THE TASK → Find the number of lines in these records where the word "nfor" appears. Reply with that number and nothing more.

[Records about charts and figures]

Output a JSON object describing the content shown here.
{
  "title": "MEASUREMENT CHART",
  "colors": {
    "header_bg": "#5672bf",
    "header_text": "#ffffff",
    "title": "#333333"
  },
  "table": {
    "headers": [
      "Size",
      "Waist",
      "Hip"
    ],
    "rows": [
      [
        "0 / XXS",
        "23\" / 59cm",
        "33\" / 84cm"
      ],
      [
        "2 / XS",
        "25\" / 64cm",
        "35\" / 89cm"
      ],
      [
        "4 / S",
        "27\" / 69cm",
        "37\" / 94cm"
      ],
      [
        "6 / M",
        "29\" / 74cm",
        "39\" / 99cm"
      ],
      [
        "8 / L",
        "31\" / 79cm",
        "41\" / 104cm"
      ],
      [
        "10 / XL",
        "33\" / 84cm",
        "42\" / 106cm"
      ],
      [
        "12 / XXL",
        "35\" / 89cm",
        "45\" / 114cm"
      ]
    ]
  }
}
---
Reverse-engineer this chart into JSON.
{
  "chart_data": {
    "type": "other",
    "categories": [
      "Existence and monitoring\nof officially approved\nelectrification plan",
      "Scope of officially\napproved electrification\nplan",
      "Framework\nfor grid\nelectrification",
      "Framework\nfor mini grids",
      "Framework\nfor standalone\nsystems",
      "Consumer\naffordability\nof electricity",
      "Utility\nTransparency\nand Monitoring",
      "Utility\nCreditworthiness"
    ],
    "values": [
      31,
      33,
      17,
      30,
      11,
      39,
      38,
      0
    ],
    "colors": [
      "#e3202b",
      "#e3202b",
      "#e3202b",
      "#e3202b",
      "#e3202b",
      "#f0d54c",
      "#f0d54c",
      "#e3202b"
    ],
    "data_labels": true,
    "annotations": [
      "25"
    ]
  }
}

EXPECTED OUTPUT → 3